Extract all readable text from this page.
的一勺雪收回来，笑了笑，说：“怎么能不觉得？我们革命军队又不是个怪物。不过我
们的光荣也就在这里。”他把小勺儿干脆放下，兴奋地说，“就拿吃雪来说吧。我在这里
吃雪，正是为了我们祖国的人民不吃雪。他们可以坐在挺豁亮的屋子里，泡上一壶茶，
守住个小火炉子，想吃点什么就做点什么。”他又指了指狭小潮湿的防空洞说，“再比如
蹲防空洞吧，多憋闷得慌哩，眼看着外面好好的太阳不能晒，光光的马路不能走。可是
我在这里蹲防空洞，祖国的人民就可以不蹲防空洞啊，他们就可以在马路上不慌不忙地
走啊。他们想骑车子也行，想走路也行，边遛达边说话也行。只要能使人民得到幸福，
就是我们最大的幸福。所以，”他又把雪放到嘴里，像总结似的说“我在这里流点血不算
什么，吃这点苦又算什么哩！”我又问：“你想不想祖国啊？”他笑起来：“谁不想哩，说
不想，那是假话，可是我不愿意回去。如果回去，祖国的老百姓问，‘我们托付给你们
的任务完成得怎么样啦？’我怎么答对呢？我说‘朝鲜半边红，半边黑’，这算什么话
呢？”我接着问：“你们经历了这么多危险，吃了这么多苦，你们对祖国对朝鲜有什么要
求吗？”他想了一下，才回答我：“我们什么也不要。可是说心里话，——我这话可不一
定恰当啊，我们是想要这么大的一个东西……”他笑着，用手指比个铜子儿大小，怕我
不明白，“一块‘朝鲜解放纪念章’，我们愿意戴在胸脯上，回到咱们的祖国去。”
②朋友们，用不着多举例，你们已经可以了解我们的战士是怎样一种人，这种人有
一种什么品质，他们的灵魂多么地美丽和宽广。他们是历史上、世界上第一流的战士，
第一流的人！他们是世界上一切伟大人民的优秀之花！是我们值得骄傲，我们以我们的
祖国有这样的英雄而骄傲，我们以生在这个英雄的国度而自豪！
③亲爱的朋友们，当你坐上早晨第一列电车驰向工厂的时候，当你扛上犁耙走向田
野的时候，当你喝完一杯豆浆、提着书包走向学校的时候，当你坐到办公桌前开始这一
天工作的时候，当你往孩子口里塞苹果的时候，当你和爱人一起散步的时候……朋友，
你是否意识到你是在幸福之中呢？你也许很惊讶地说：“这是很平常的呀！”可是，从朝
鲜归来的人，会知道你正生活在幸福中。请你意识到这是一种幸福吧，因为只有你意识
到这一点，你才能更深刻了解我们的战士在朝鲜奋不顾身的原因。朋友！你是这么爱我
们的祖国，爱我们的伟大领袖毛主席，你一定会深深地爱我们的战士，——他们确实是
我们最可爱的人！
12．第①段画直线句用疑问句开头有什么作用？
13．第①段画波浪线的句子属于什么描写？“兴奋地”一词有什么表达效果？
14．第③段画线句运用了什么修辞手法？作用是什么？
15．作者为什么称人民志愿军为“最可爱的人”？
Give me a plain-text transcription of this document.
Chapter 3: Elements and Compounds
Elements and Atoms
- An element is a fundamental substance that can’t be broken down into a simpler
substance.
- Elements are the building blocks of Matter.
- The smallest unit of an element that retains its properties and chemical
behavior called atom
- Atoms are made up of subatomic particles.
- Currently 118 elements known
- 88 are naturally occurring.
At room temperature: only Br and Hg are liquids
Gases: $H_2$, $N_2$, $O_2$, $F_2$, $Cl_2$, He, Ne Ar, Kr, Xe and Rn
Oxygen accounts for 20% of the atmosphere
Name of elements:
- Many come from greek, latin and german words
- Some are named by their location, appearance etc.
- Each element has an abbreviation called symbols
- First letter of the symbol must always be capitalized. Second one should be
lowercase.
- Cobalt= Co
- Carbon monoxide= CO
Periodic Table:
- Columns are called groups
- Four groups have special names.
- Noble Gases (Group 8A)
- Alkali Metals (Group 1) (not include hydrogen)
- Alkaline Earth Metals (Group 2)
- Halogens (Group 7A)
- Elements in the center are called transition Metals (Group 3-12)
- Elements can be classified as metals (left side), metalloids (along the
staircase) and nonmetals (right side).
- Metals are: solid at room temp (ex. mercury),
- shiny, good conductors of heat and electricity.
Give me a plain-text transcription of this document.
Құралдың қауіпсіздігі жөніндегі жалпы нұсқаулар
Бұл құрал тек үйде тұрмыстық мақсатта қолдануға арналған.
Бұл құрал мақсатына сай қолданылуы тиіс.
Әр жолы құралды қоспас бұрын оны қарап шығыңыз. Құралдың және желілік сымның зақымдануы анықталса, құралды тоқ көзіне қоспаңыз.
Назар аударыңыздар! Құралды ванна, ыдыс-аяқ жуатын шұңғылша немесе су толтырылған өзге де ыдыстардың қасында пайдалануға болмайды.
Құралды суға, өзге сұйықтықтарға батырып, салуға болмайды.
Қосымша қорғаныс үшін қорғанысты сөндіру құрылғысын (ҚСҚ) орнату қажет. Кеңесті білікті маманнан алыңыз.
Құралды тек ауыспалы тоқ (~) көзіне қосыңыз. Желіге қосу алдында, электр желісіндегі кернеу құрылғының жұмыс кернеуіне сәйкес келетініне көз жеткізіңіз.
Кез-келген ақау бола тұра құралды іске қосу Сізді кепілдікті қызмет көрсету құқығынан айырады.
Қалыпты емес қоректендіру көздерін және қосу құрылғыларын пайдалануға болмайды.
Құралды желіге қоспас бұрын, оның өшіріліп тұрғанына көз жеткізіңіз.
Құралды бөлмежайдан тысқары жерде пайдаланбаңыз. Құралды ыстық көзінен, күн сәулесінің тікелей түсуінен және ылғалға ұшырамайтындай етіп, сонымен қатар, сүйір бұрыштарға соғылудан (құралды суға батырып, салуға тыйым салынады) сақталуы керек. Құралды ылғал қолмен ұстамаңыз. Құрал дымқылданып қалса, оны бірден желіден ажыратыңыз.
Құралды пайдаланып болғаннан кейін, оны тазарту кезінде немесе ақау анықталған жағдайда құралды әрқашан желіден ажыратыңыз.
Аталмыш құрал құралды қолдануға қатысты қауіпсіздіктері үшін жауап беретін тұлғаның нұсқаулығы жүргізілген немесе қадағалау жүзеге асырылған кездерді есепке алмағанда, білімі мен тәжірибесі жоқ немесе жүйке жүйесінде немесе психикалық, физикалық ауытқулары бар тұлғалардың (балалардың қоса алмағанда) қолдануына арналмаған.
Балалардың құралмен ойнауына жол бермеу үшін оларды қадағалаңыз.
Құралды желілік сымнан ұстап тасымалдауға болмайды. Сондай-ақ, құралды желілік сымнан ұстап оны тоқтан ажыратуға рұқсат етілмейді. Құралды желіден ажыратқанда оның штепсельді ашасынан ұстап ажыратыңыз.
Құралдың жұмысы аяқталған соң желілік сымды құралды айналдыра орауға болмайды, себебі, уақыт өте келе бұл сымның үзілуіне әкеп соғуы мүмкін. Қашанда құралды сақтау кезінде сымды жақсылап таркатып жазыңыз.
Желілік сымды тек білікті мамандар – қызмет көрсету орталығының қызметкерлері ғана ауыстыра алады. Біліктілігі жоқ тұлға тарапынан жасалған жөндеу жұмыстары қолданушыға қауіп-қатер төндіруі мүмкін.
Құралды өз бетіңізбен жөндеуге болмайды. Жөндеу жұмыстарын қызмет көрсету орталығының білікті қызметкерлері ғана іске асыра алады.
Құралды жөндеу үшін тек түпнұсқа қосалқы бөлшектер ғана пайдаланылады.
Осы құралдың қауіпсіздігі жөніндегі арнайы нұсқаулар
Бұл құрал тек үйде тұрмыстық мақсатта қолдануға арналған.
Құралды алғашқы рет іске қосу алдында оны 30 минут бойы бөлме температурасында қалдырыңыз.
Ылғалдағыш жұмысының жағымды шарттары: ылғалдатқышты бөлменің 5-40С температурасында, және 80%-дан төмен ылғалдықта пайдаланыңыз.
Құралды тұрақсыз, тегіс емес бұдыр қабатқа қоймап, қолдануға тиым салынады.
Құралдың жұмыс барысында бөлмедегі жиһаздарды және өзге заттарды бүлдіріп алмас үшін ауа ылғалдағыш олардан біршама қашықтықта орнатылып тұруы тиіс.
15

_ _ _ _ _ _ _

▸ PROBLEM: Filter lines by "үшін" and return each hit.

▸ EXERCISE ANSWER:
Қосымша қорғаныс үшін қорғанысты сөндіру құрылғысын (ҚСҚ) орнату қажет. Кеңесті білікті маманнан алыңыз.
Аталмыш құрал құралды қолдануға қатысты қауіпсіздіктері үшін жауап беретін тұлғаның нұсқаулығы жүргізілген немесе қадағалау жүзеге асырылған кездерді есепке алмағанда, білімі мен тәжірибесі жоқ немесе жүйке жүйесінде немесе психикалық, физикалық ауытқулары бар тұлғалардың (балалардың қоса алмағанда) қолдануына арналмаған.
Балалардың құралмен ойнауына жол бермеу үшін оларды қадағалаңыз.
Құралды жөндеу үшін тек түпнұсқа қосалқы бөлшектер ғана пайдаланылады.
Құралдың жұмыс барысында бөлмедегі жиһаздарды және өзге заттарды бүлдіріп алмас үшін ауа ылғалдағыш олардан біршама қашықтықта орнатылып тұруы тиіс.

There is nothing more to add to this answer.